Recorded data

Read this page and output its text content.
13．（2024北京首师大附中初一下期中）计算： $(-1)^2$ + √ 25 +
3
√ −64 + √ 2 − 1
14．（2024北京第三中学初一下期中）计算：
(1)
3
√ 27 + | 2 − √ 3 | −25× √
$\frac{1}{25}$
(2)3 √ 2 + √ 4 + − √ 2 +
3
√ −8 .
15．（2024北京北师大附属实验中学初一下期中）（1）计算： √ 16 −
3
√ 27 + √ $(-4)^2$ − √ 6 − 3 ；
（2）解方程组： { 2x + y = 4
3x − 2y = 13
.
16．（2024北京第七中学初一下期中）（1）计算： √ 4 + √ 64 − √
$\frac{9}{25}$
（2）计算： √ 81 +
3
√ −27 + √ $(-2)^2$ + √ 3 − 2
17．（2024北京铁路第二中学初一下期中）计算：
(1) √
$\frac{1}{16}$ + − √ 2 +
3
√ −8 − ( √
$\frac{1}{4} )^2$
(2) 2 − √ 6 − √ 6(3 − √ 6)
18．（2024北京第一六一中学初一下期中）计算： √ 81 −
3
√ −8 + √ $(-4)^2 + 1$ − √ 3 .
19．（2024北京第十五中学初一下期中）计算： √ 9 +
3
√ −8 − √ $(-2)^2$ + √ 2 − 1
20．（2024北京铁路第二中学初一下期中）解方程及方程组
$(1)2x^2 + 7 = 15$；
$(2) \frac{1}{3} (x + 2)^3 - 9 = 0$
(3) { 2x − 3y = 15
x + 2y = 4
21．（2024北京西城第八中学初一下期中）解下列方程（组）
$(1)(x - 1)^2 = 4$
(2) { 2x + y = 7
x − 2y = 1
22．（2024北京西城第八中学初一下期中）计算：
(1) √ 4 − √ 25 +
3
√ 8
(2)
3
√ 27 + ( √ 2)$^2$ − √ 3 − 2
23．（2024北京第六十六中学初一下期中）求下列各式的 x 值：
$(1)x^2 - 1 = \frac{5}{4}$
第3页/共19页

Work required: Tell how many lines above contain the word "frac". Give the number alone.

Expected output: 6